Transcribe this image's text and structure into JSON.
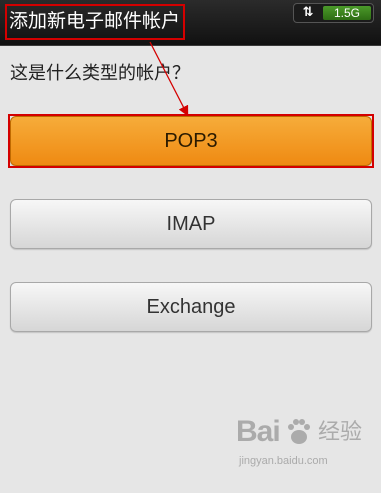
{
  "titlebar": {
    "title": "添加新电子邮件帐户"
  },
  "status": {
    "data_icon": "up-down-arrows-icon",
    "data_icon_glyph": "⇅",
    "data_usage": "1.5G"
  },
  "main": {
    "question": "这是什么类型的帐户？",
    "options": [
      {
        "label": "POP3",
        "selected": true
      },
      {
        "label": "IMAP",
        "selected": false
      },
      {
        "label": "Exchange",
        "selected": false
      }
    ]
  },
  "watermark": {
    "logo_prefix": "Bai",
    "logo_suffix": "经验",
    "url": "jingyan.baidu.com"
  },
  "colors": {
    "highlight": "#d40000",
    "selected_button": "#f39a1f",
    "titlebar": "#1a1a1a",
    "background": "#e6e6e6"
  }
}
########################################
_Stated task:_ Report back each line of the entries that holds the string "label".

_Output for this task:_
        "label": "POP3",
        "label": "IMAP",
        "label": "Exchange",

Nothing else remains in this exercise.